>>>>

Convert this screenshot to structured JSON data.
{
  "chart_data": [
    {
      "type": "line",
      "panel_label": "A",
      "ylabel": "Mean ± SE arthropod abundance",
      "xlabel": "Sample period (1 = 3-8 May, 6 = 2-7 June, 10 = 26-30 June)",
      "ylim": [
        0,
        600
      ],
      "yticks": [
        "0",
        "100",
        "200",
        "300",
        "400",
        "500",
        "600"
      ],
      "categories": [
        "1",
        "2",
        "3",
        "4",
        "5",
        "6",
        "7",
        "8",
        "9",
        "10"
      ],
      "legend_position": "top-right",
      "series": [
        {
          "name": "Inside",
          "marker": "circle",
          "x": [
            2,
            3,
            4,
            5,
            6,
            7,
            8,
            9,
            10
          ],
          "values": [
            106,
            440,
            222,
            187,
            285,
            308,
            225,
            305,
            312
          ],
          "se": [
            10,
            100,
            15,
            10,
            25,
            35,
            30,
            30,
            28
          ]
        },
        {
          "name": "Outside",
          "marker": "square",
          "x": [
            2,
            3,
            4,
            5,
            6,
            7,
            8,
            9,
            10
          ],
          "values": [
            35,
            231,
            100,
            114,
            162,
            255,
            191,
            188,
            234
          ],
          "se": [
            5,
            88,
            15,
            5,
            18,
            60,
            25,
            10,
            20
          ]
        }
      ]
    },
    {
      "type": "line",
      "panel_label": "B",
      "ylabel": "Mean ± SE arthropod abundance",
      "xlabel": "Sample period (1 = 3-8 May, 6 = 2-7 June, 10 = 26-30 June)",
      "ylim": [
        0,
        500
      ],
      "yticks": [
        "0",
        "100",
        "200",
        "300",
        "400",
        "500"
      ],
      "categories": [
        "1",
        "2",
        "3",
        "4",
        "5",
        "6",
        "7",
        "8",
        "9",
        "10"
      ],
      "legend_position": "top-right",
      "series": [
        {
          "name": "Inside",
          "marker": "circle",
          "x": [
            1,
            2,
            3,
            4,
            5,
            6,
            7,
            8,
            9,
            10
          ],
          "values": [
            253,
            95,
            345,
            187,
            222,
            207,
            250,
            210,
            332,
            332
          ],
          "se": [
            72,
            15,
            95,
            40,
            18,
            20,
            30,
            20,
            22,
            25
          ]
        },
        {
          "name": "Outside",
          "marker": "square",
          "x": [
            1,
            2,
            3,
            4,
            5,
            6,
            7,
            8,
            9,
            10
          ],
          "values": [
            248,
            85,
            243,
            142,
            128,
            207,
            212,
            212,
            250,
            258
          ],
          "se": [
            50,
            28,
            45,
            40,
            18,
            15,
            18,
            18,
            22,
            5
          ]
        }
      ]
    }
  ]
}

<<<<

Every record shown above should be written out again exactly.

SOLUTION FOR THIS PROBLEM
Convert this screenshot to structured JSON data.
{
  "chart_data": [
    {
      "type": "line",
      "panel_label": "A",
      "ylabel": "Mean ± SE arthropod abundance",
      "xlabel": "Sample period (1 = 3-8 May, 6 = 2-7 June, 10 = 26-30 June)",
      "ylim": [
        0,
        600
      ],
      "yticks": [
        "0",
        "100",
        "200",
        "300",
        "400",
        "500",
        "600"
      ],
      "categories": [
        "1",
        "2",
        "3",
        "4",
        "5",
        "6",
        "7",
        "8",
        "9",
        "10"
      ],
      "legend_position": "top-right",
      "series": [
        {
          "name": "Inside",
          "marker": "circle",
          "x": [
            2,
            3,
            4,
            5,
            6,
            7,
            8,
            9,
            10
          ],
          "values": [
            106,
            440,
            222,
            187,
            285,
            308,
            225,
            305,
            312
          ],
          "se": [
            10,
            100,
            15,
            10,
            25,
            35,
            30,
            30,
            28
          ]
        },
        {
          "name": "Outside",
          "marker": "square",
          "x": [
            2,
            3,
            4,
            5,
            6,
            7,
            8,
            9,
            10
          ],
          "values": [
            35,
            231,
            100,
            114,
            162,
            255,
            191,
            188,
            234
          ],
          "se": [
            5,
            88,
            15,
            5,
            18,
            60,
            25,
            10,
            20
          ]
        }
      ]
    },
    {
      "type": "line",
      "panel_label": "B",
      "ylabel": "Mean ± SE arthropod abundance",
      "xlabel": "Sample period (1 = 3-8 May, 6 = 2-7 June, 10 = 26-30 June)",
      "ylim": [
        0,
        500
      ],
      "yticks": [
        "0",
        "100",
        "200",
        "300",
        "400",
        "500"
      ],
      "categories": [
        "1",
        "2",
        "3",
        "4",
        "5",
        "6",
        "7",
        "8",
        "9",
        "10"
      ],
      "legend_position": "top-right",
      "series": [
        {
          "name": "Inside",
          "marker": "circle",
          "x": [
            1,
            2,
            3,
            4,
            5,
            6,
            7,
            8,
            9,
            10
          ],
          "values": [
            253,
            95,
            345,
            187,
            222,
            207,
            250,
            210,
            332,
            332
          ],
          "se": [
            72,
            15,
            95,
            40,
            18,
            20,
            30,
            20,
            22,
            25
          ]
        },
        {
          "name": "Outside",
          "marker": "square",
          "x": [
            1,
            2,
            3,
            4,
            5,
            6,
            7,
            8,
            9,
            10
          ],
          "values": [
            248,
            85,
            243,
            142,
            128,
            207,
            212,
            212,
            250,
            258
          ],
          "se": [
            50,
            28,
            45,
            40,
            18,
            15,
            18,
            18,
            22,
            5
          ]
        }
      ]
    }
  ]
}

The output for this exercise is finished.